Extracted data entries:
********************
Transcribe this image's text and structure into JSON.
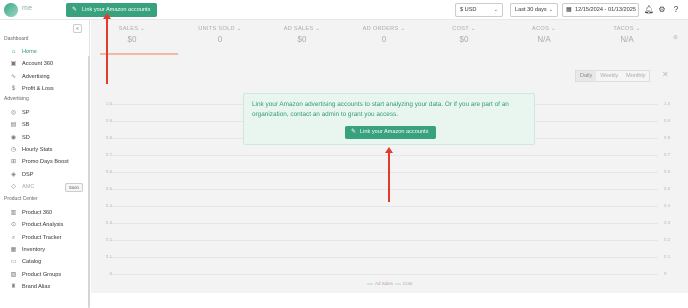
{
  "app": {
    "logo_text": "me"
  },
  "topbar": {
    "link_button": "Link your Amazon accounts",
    "currency": "$ USD",
    "range": "Last 30 days",
    "dates": "12/15/2024 - 01/13/2025"
  },
  "sidebar": {
    "sections": [
      {
        "title": "Dashboard",
        "items": [
          {
            "label": "Home",
            "icon": "home-icon",
            "glyph": "⌂",
            "active": true
          },
          {
            "label": "Account 360",
            "icon": "account-icon",
            "glyph": "▣"
          },
          {
            "label": "Advertising",
            "icon": "trend-icon",
            "glyph": "∿"
          },
          {
            "label": "Profit & Loss",
            "icon": "dollar-icon",
            "glyph": "$"
          }
        ]
      },
      {
        "title": "Advertising",
        "items": [
          {
            "label": "SP",
            "icon": "sp-icon",
            "glyph": "◎"
          },
          {
            "label": "SB",
            "icon": "sb-icon",
            "glyph": "▤"
          },
          {
            "label": "SD",
            "icon": "sd-icon",
            "glyph": "◉"
          },
          {
            "label": "Hourly Stats",
            "icon": "clock-icon",
            "glyph": "◷"
          },
          {
            "label": "Promo Days Boost",
            "icon": "boost-icon",
            "glyph": "⊞"
          },
          {
            "label": "DSP",
            "icon": "dsp-icon",
            "glyph": "◈"
          },
          {
            "label": "AMC",
            "icon": "amc-icon",
            "glyph": "◇",
            "disabled": true,
            "badge": "Soon"
          }
        ]
      },
      {
        "title": "Product Center",
        "items": [
          {
            "label": "Product 360",
            "icon": "product-icon",
            "glyph": "▥"
          },
          {
            "label": "Product Analysis",
            "icon": "analysis-icon",
            "glyph": "⊙"
          },
          {
            "label": "Product Tracker",
            "icon": "tracker-icon",
            "glyph": "⌕"
          },
          {
            "label": "Inventory",
            "icon": "inventory-icon",
            "glyph": "▦"
          },
          {
            "label": "Catalog",
            "icon": "catalog-icon",
            "glyph": "▭"
          },
          {
            "label": "Product Groups",
            "icon": "groups-icon",
            "glyph": "▧"
          },
          {
            "label": "Brand Alias",
            "icon": "brand-icon",
            "glyph": "♜"
          }
        ]
      }
    ]
  },
  "kpis": [
    {
      "label": "SALES",
      "value": "$0"
    },
    {
      "label": "UNITS SOLD",
      "value": "0"
    },
    {
      "label": "AD SALES",
      "value": "$0"
    },
    {
      "label": "AD ORDERS",
      "value": "0"
    },
    {
      "label": "COST",
      "value": "$0"
    },
    {
      "label": "ACOS",
      "value": "N/A"
    },
    {
      "label": "TACOS",
      "value": "N/A"
    }
  ],
  "granularity": [
    "Daily",
    "Weekly",
    "Monthly"
  ],
  "chart_data": {
    "type": "line",
    "y_ticks": [
      "1.0",
      "0.9",
      "0.8",
      "0.7",
      "0.6",
      "0.5",
      "0.4",
      "0.3",
      "0.2",
      "0.1",
      "0"
    ],
    "series": [
      {
        "name": "Ad Sales",
        "values": []
      },
      {
        "name": "Cost",
        "values": []
      }
    ],
    "ylim": [
      0,
      1
    ]
  },
  "overlay": {
    "message": "Link your Amazon advertising accounts to start analyzing your data. Or if you are part of an organization, contact an admin to grant you access.",
    "button": "Link your Amazon accounts"
  },
  "colors": {
    "accent": "#38a27e",
    "annotation": "#e43a2b"
  }
}
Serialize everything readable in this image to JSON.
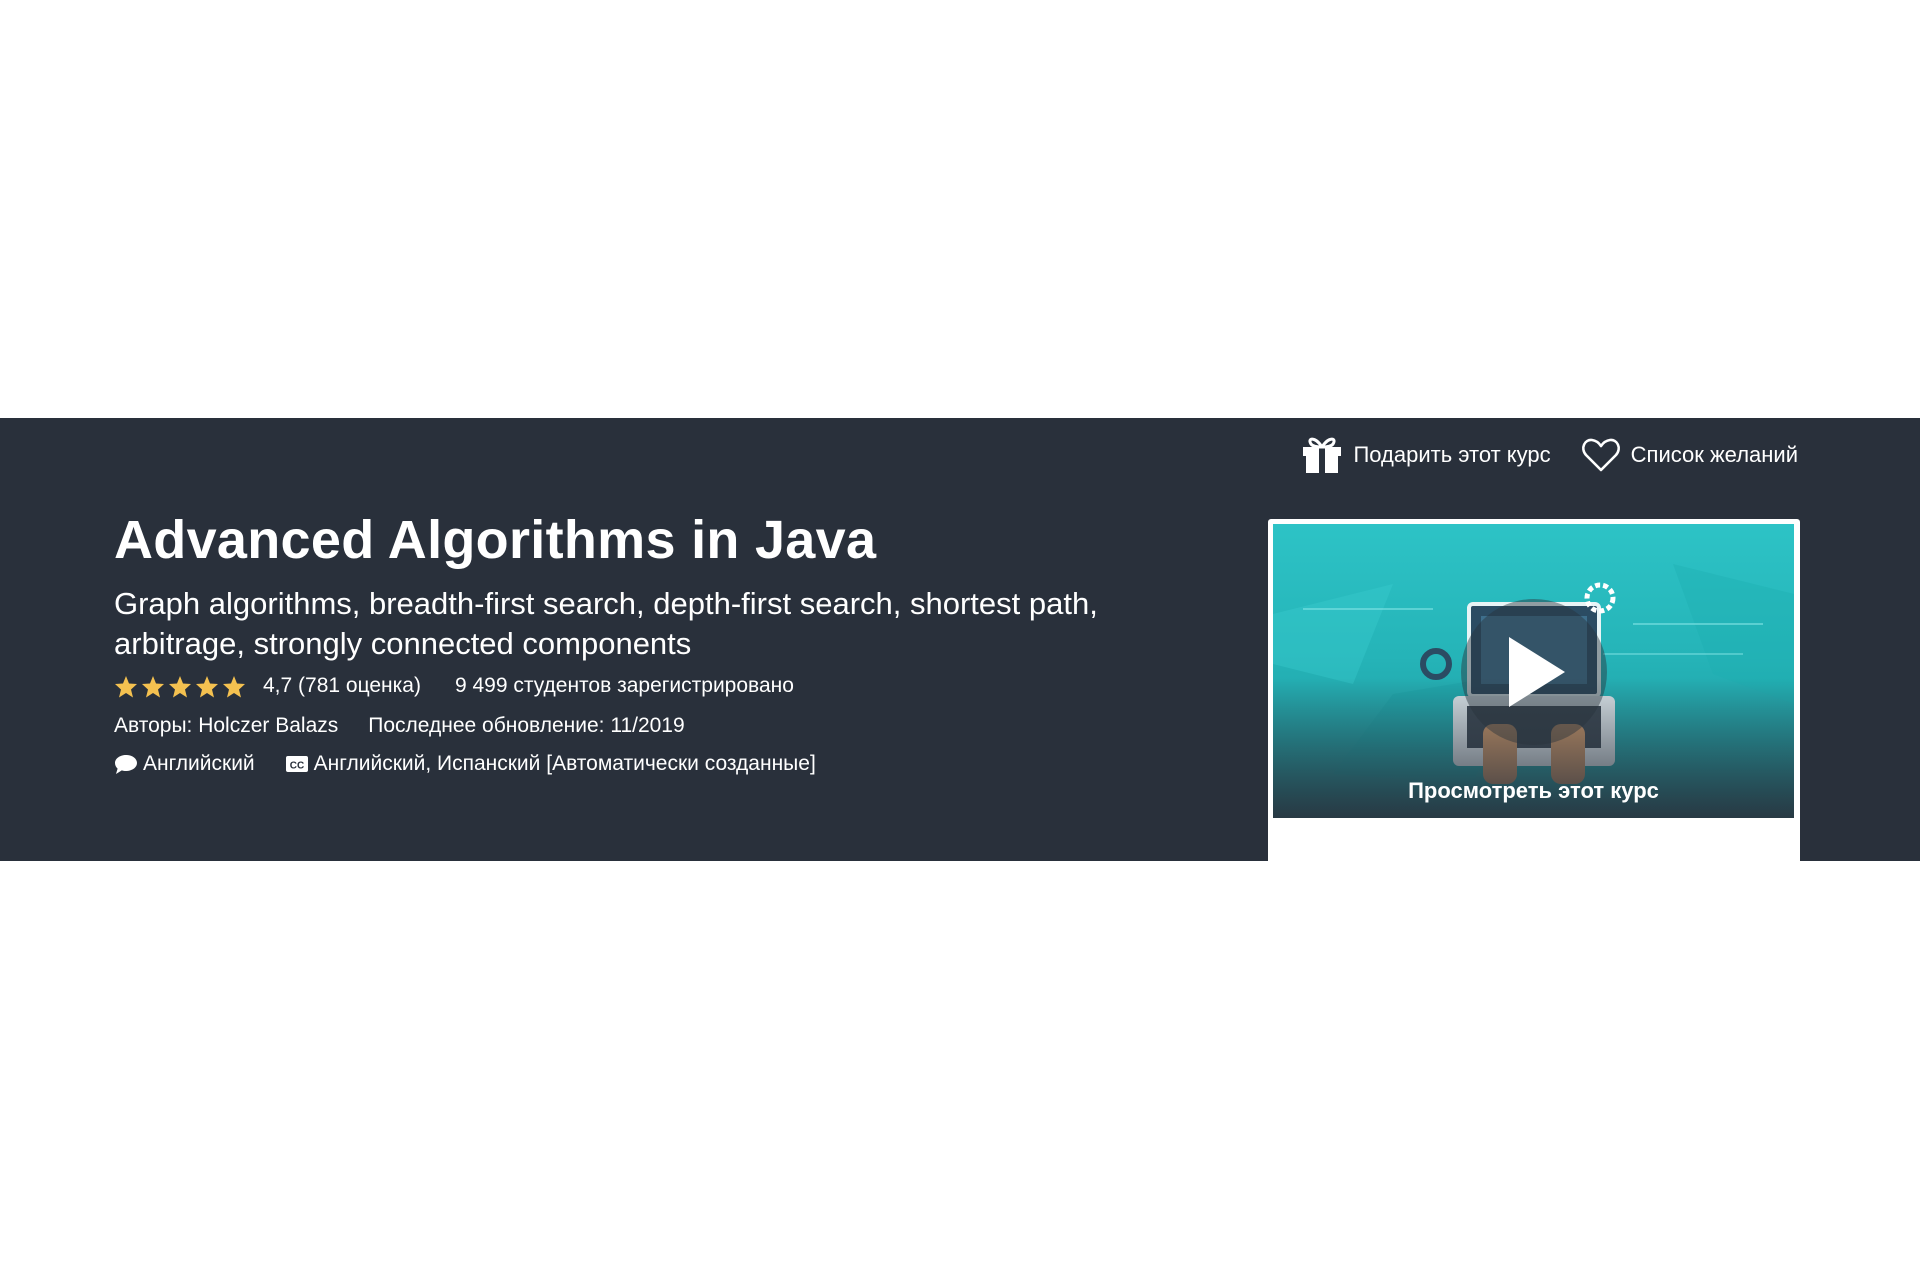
{
  "header_actions": {
    "gift_label": "Подарить этот курс",
    "wishlist_label": "Список желаний"
  },
  "course": {
    "title": "Advanced Algorithms in Java",
    "subtitle": "Graph algorithms, breadth-first search, depth-first search, shortest path, arbitrage, strongly connected components",
    "rating": {
      "stars": 4.7,
      "text": "4,7 (781 оценка)"
    },
    "students": "9 499 студентов зарегистрировано",
    "authors": "Авторы: Holczer Balazs",
    "last_updated": "Последнее обновление: 11/2019",
    "language": "Английский",
    "captions": "Английский, Испанский [Автоматически созданные]"
  },
  "preview": {
    "label": "Просмотреть этот курс"
  },
  "colors": {
    "banner_bg": "#29303b",
    "star": "#f4c150",
    "text": "#ffffff",
    "preview_teal": "#2dc3c6"
  },
  "icons": {
    "gift": "gift-icon",
    "wishlist": "heart-icon",
    "star": "star-icon",
    "language": "speech-bubble-icon",
    "captions": "closed-captions-icon",
    "play": "play-icon"
  }
}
********************
* _The request_
Look over the records above and copy each line that includes the string "JSON".

* _Answer to this task_
Transcribe this image's text and structure into JSON.
Serialize everything readable in this image to JSON.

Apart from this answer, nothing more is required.